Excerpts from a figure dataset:
►

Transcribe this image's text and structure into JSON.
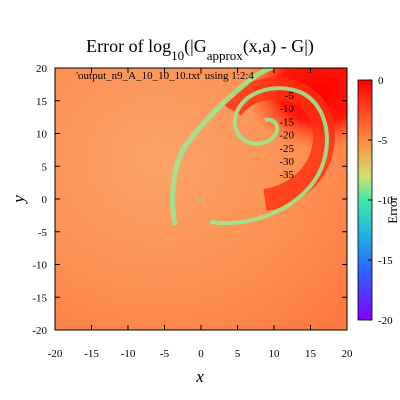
{
  "chart_data": {
    "type": "heatmap",
    "title_parts": [
      "Error of log",
      "10",
      "(|G",
      "approx",
      "(x,a) - G|)"
    ],
    "title_subscripts": [
      1,
      3
    ],
    "xlabel": "x",
    "ylabel": "y",
    "colorbar_label": "Error",
    "key_title": "'output_n9_A_10_10_10.txt' using 1:2:4",
    "contour_levels": [
      -5,
      -10,
      -15,
      -20,
      -25,
      -30,
      -35
    ],
    "xlim": [
      -20,
      20
    ],
    "xticks": [
      -20,
      -15,
      -10,
      -5,
      0,
      5,
      10,
      15,
      20
    ],
    "ylim": [
      -20,
      20
    ],
    "yticks": [
      -20,
      -15,
      -10,
      -5,
      0,
      5,
      10,
      15,
      20
    ],
    "cblim": [
      -20,
      0
    ],
    "cbticks": [
      -20,
      -15,
      -10,
      -5,
      0
    ]
  }
}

◄

Problem statement:
Output the records above exactly as they are, leaving out the pictures.

Task response:
Transcribe this image's text and structure into JSON.
{
  "chart_data": {
    "type": "heatmap",
    "title_parts": [
      "Error of log",
      "10",
      "(|G",
      "approx",
      "(x,a) - G|)"
    ],
    "title_subscripts": [
      1,
      3
    ],
    "xlabel": "x",
    "ylabel": "y",
    "colorbar_label": "Error",
    "key_title": "'output_n9_A_10_10_10.txt' using 1:2:4",
    "contour_levels": [
      -5,
      -10,
      -15,
      -20,
      -25,
      -30,
      -35
    ],
    "xlim": [
      -20,
      20
    ],
    "xticks": [
      -20,
      -15,
      -10,
      -5,
      0,
      5,
      10,
      15,
      20
    ],
    "ylim": [
      -20,
      20
    ],
    "yticks": [
      -20,
      -15,
      -10,
      -5,
      0,
      5,
      10,
      15,
      20
    ],
    "cblim": [
      -20,
      0
    ],
    "cbticks": [
      -20,
      -15,
      -10,
      -5,
      0
    ]
  }
}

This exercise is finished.